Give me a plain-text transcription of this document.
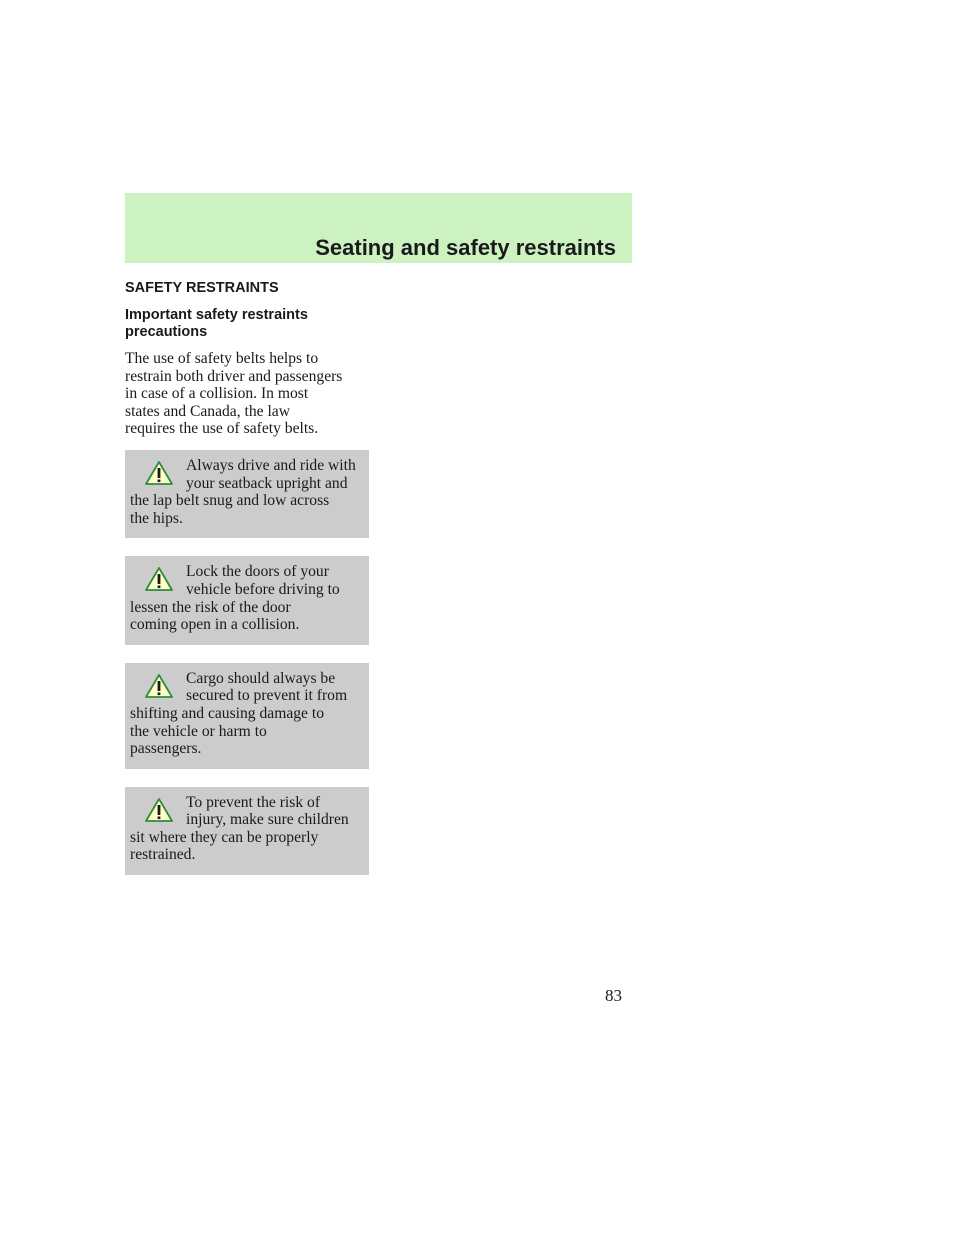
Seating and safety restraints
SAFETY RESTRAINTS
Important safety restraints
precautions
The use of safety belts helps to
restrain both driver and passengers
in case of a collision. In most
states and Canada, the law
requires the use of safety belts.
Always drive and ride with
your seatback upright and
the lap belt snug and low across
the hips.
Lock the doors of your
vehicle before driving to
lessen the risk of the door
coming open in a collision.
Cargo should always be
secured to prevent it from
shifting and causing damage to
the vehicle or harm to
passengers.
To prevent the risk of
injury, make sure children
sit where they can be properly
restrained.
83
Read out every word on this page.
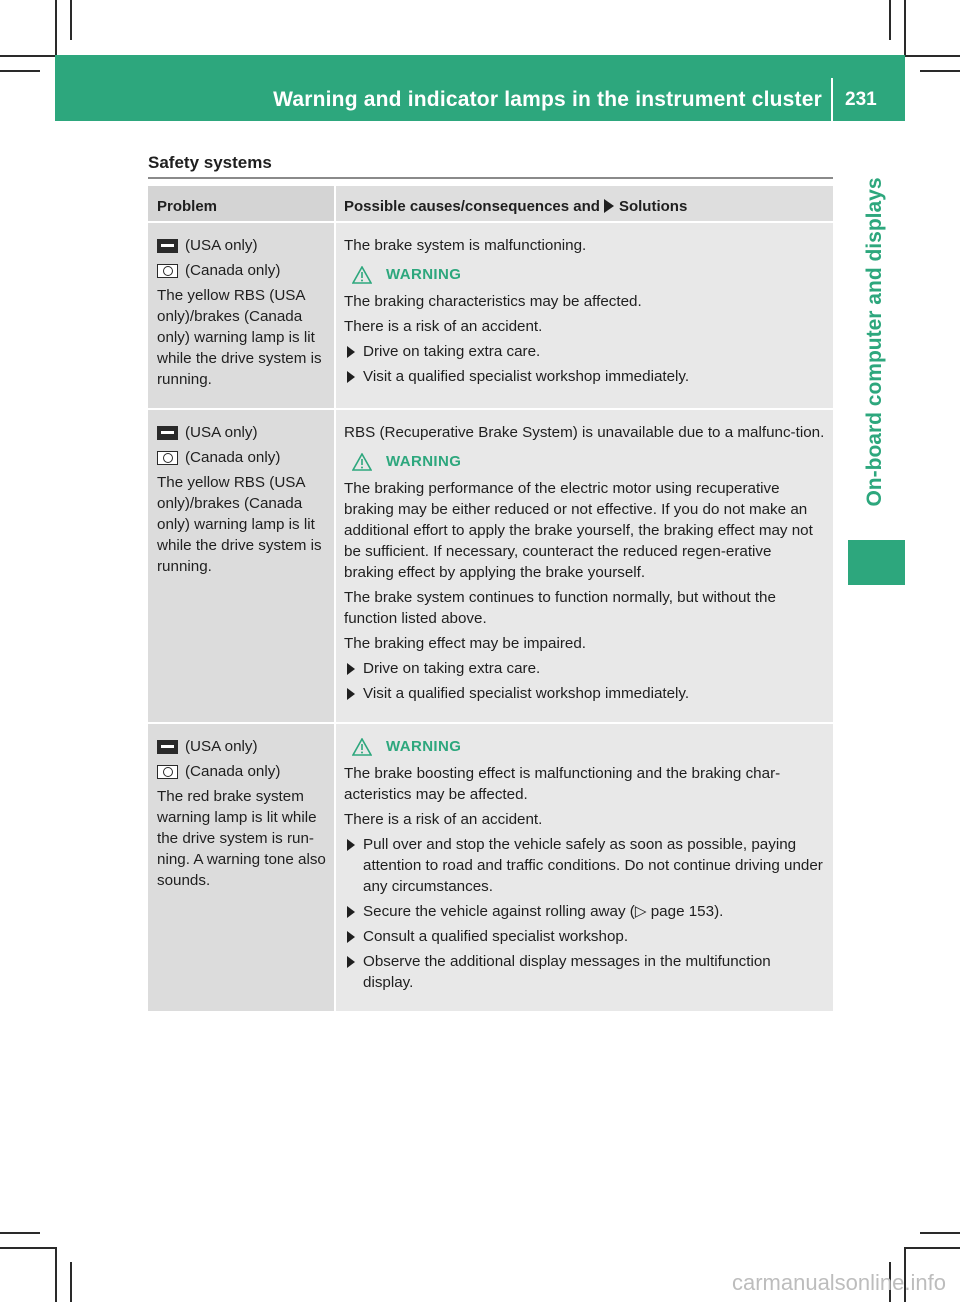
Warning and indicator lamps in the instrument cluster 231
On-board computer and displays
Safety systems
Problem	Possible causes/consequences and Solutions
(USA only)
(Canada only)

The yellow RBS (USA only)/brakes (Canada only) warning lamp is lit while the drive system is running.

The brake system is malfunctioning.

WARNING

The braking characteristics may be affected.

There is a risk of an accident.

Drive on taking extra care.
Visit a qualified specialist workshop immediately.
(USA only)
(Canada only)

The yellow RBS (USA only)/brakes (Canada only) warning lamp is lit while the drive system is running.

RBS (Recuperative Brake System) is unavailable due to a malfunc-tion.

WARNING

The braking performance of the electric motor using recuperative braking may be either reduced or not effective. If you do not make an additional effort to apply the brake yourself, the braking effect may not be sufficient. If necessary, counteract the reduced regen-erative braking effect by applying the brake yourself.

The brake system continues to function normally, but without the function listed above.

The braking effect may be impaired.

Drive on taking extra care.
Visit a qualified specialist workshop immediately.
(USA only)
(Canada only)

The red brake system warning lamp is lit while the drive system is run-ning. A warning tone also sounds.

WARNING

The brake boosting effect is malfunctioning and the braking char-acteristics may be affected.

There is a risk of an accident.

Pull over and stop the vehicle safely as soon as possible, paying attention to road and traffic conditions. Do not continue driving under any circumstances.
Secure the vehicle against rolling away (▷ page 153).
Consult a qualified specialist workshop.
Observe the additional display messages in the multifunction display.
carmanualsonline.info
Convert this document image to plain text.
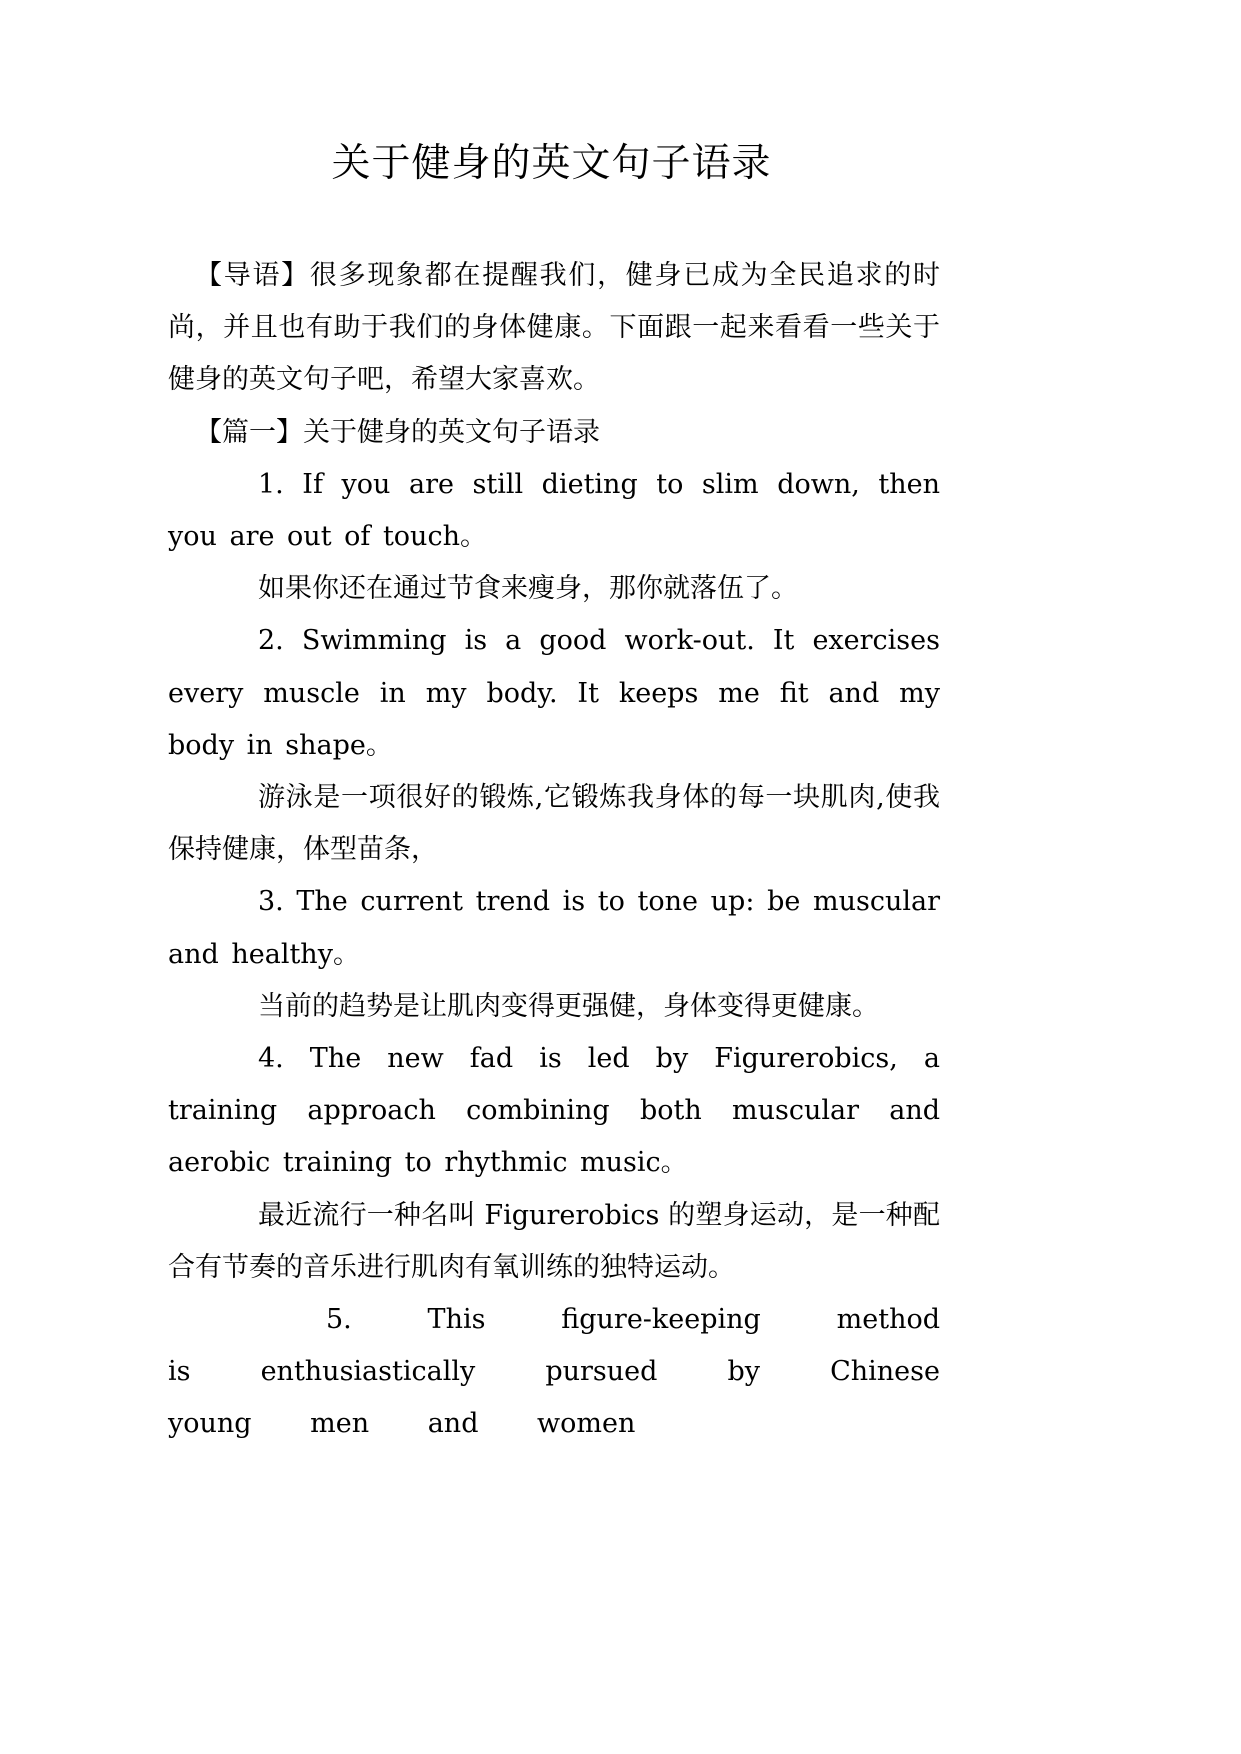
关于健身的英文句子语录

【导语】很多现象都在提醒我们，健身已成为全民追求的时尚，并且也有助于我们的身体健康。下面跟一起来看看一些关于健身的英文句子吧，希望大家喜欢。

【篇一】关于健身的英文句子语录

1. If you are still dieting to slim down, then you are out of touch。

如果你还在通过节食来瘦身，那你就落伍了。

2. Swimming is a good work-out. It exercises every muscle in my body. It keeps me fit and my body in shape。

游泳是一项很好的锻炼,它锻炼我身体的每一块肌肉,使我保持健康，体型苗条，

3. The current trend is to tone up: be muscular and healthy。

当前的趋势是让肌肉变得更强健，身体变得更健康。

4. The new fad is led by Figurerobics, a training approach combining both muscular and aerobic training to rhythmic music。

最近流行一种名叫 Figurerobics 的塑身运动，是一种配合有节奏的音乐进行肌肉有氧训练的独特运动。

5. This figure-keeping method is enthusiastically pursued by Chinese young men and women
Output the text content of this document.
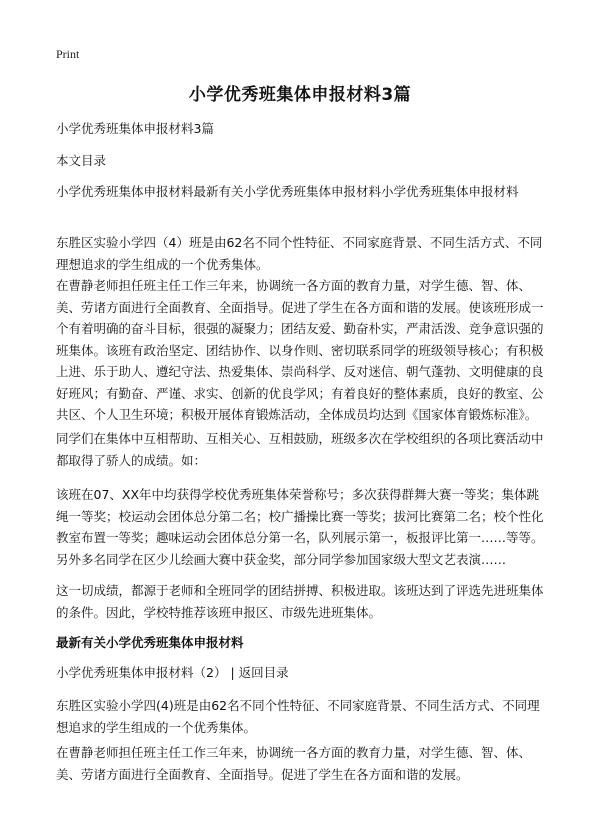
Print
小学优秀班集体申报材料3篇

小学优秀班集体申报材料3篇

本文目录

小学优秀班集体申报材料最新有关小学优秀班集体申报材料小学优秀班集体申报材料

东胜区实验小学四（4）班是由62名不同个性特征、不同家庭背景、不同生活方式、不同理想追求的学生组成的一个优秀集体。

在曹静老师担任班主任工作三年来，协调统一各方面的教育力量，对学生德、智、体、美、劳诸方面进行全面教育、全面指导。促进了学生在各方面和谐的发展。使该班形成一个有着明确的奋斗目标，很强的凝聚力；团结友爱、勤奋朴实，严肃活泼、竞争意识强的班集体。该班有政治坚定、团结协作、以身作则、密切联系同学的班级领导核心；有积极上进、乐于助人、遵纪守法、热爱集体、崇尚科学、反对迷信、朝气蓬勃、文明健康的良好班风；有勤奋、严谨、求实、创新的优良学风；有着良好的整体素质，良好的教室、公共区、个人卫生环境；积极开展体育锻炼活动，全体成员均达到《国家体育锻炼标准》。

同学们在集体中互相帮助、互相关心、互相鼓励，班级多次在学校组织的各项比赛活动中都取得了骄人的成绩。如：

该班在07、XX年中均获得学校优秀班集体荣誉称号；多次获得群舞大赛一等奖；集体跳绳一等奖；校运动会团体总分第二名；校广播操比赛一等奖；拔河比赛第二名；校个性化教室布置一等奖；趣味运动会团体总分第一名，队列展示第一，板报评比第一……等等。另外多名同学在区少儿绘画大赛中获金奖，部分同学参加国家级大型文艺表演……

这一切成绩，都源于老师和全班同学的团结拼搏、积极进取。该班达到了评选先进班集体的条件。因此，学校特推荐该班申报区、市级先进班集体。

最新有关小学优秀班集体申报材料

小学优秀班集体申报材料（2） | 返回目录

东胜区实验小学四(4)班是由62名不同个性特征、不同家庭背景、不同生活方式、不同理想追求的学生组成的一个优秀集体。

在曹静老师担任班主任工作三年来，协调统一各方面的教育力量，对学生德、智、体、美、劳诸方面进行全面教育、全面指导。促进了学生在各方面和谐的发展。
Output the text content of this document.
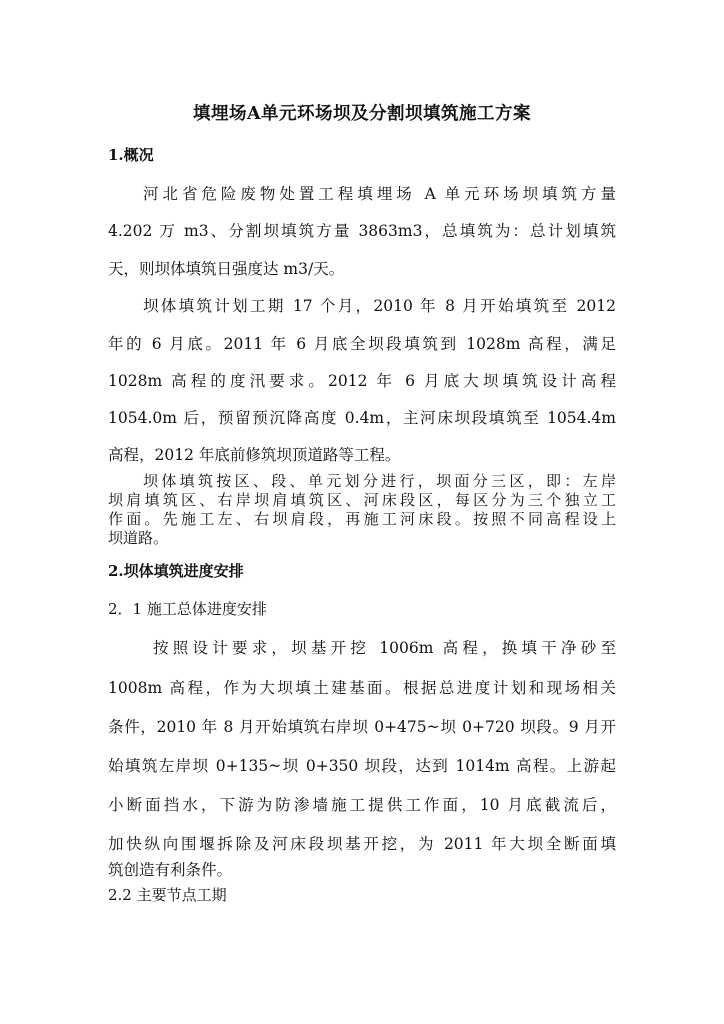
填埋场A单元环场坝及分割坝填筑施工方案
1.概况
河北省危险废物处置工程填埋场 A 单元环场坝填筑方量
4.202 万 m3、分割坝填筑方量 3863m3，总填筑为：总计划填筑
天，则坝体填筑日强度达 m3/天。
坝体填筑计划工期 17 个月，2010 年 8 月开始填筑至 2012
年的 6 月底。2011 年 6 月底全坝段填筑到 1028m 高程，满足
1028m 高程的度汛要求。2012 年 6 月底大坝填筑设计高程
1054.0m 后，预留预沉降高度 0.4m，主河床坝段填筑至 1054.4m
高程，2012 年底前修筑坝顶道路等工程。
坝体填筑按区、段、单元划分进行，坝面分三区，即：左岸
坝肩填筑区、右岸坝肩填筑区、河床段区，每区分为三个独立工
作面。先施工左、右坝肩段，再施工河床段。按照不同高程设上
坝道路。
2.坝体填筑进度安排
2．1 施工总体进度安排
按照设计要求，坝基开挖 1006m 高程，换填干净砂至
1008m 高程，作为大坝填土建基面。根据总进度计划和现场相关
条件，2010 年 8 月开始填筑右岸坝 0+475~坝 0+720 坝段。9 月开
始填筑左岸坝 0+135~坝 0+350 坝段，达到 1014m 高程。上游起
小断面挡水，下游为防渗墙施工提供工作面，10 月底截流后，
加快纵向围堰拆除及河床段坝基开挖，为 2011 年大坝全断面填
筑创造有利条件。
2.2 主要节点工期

◆ **JOB**
Using the entries above, tally how many lines have the word "plain" in them; write the number and nothing more.

◆ **SOLUTION TO THIS TASK**
2